Tem um porção de moças que cantam, rebolam em seus shortinhos de cores variadas e fazem brincadeirinhas que podem render um dinheirinho para o telespectador.
É um programa tão SBT que poderia fazer parte das travessuras do Gugu ou do próprio Sílvio Santos.
Com araras, palmeiras e um golfinho que salta, a idéia é dar a impressão de que estamos todos numa ilha tropical. Deve ser a tal de fantasia, porque a certeza é de nunca sairemos de um estúdio do SBT. Enchendo o tempo que costumava ser do "Aqui agora", O "Fantasia" passou a ter duas horas de duração. Para uma ilha tropical é tempo demais para quem não se chama Robinson Crusoé. Como disse um telespectador agradecido, é ótimo ter agora, durante a tarde, um programa que não se limite a receitas e ao tititi de mulheres muito tagarelas. No "Fantasia" quase não se fala, rebola-se como o máximo de samba paulistinha todo pasteurizado.
Algumas apresentadoras dos joguinhos também falam. Tem o joguinho que casa imagens. Isto é, você escolhe o esconderijo do Piu-piu. Para ganhar o prêmio, você tem que descobrir onde o segundo Piu-piu se escondeu. O Piu-piu, a Minnie, o Mickey ou o Pateta. Os sortudos podem levar até R$ 300 com essa brincadeira. Quando isso acontece, as duas ou três dezenas de garotas coloridas cantam e rebolam com tanta veemência, que ninguém duvida de que elas estão adorando o novo emprego.

-----

* **LISTA DE TAREFAS**
1) Resuma em duas frases o texto sobre o programa "Fantasia".
2) Segundo o texto sobre o programa "Fantasia", por que o programa passou a durar duas horas? Responda em uma frase.
3) Retome o texto sobre o programa "Fantasia" logo depois da última frase e continue a escrita.

-----

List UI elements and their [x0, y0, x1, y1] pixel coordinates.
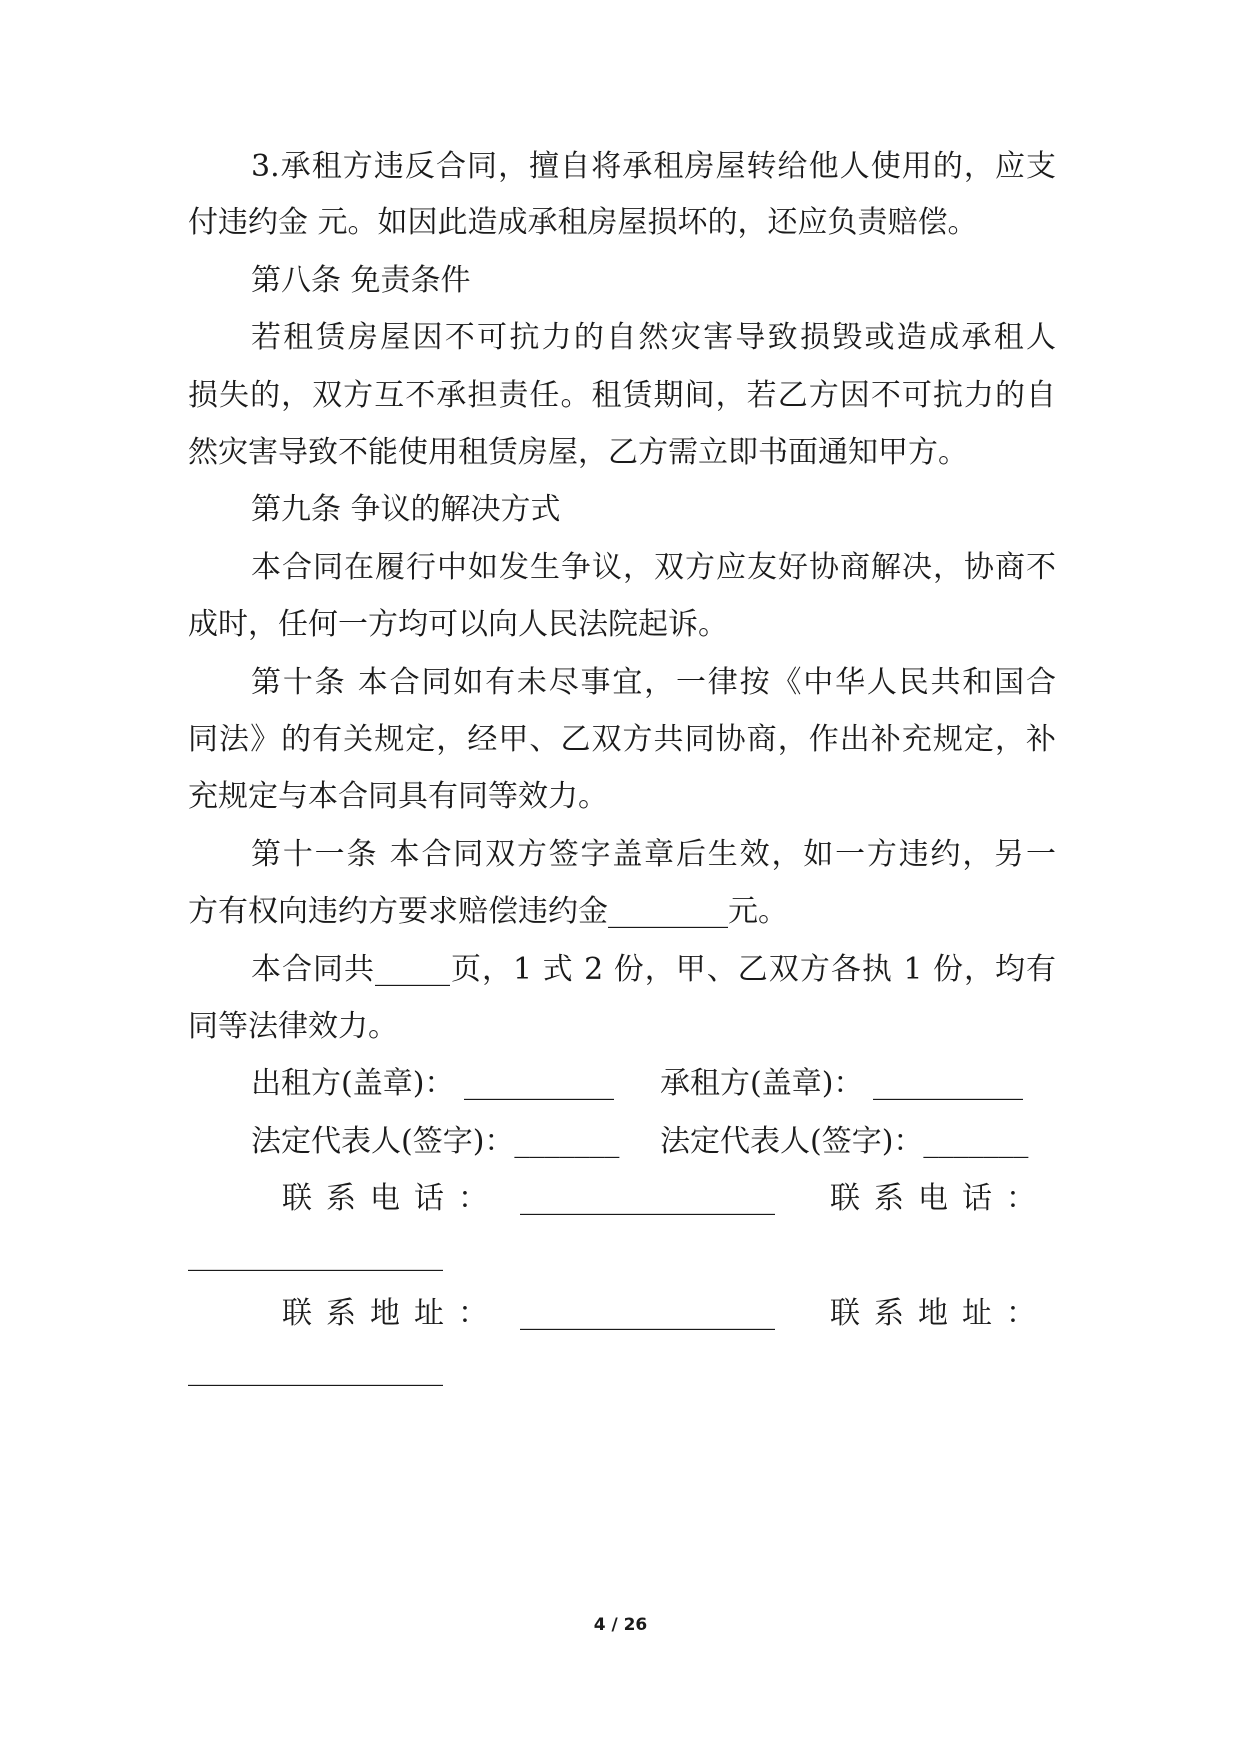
phone-label-left: 联系电话：	[282, 1181, 502, 1216]
address-blank-right: _________________	[188, 1352, 443, 1387]
closing-line1: 本合同共_____页，1 式 2 份，甲、乙双方各执 1 份，均有	[251, 952, 1056, 987]
address-label-right: 联系地址：	[830, 1296, 1050, 1331]
closing-line2: 同等法律效力。	[188, 1009, 398, 1044]
clause9-line2: 成时，任何一方均可以向人民法院起诉。	[188, 607, 728, 642]
clause9-heading: 第九条 争议的解决方式	[251, 492, 561, 527]
clause8-heading: 第八条 免责条件	[251, 263, 471, 298]
clause8-line1: 若租赁房屋因不可抗力的自然灾害导致损毁或造成承租人	[251, 320, 1056, 355]
lessee-representative-field: 法定代表人(签字)：_______	[660, 1124, 1029, 1159]
phone-blank-left: _________________	[520, 1181, 775, 1216]
clause10-line1: 第十条 本合同如有未尽事宜，一律按《中华人民共和国合	[251, 665, 1056, 700]
phone-blank-right: _________________	[188, 1237, 443, 1272]
clause10-line3: 充规定与本合同具有同等效力。	[188, 779, 608, 814]
clause7-item3-line1: 3.承租方违反合同，擅自将承租房屋转给他人使用的，应支	[251, 149, 1056, 184]
clause7-item3-line2: 付违约金 元。如因此造成承租房屋损坏的，还应负责赔偿。	[188, 205, 978, 240]
phone-label-right: 联系电话：	[830, 1181, 1050, 1216]
clause8-line3: 然灾害导致不能使用租赁房屋，乙方需立即书面通知甲方。	[188, 435, 968, 470]
lessee-seal-field: 承租方(盖章)： __________	[660, 1066, 1023, 1101]
clause11-line2: 方有权向违约方要求赔偿违约金________元。	[188, 894, 788, 929]
clause9-line1: 本合同在履行中如发生争议，双方应友好协商解决，协商不	[251, 550, 1056, 585]
lessor-seal-field: 出租方(盖章)： __________	[251, 1066, 614, 1101]
clause10-line2: 同法》的有关规定，经甲、乙双方共同协商，作出补充规定，补	[188, 722, 1056, 757]
page-number: 4 / 26	[593, 1615, 648, 1635]
lessor-representative-field: 法定代表人(签字)：_______	[251, 1124, 620, 1159]
clause8-line2: 损失的，双方互不承担责任。租赁期间，若乙方因不可抗力的自	[188, 378, 1056, 413]
address-blank-left: _________________	[520, 1296, 775, 1331]
address-label-left: 联系地址：	[282, 1296, 502, 1331]
clause11-line1: 第十一条 本合同双方签字盖章后生效，如一方违约，另一	[251, 837, 1056, 872]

-----

* **RESPOSTAS POR TAREFA**
1) O "Fantasia" é um programa do SBT em que moças de shortinhos coloridos cantam, rebolam e fazem brincadeiras que podem render dinheiro ao telespectador, num cenário com araras, palmeiras e um golfinho que tenta imitar uma ilha tropical. O programa passou a durar duas horas, ocupando o horário que era do "Aqui agora", e tem joguinhos como o de descobrir onde o segundo Piu-piu se escondeu, com prêmios de até R$ 300.

2) O programa passou a durar duas horas porque começou a ocupar o horário que antes era do "Aqui agora".

3)
O mesmo acontece com as palavras cruzadas, com o forno que escondeu a torta ou até com o sete-e-meio. A felicidade da Debbie, Aline, Michele, Alexandra, Tatiana, Jade, Vanessa, Telma, Poliana, Sheila, Cristiana, etc é sempre exuberante. São duas horas de canto e rebolado, mas parece pouco para tanta alegria e felicidade. E a Débora Rodrigues que terra não tinha? Ela canta e dança? Nada disso. Ela está orgulhosa demais de sua peruca quase vermelha para cair no balanço. Faz perguntas de algibeira. Primeiro, ela agradece ao telespectador por ele ter "escrevido para gente". Só depois pergunta se o infeliz invisível sabe o que o Pedro de Lara coleciona ou o que o jogador Amaral fazia antes de ser craque ou o que o ator Anselmo Duarte e o cantor Roberto Carlos têm em comum. Tudo isso embalado no mais puro sotaque caipira de quem estava mesmo é louca por um pedacinho de terra para capinar. Débora Rodrigues parece um pouco tensa e, será que pode? um tanto deplacée.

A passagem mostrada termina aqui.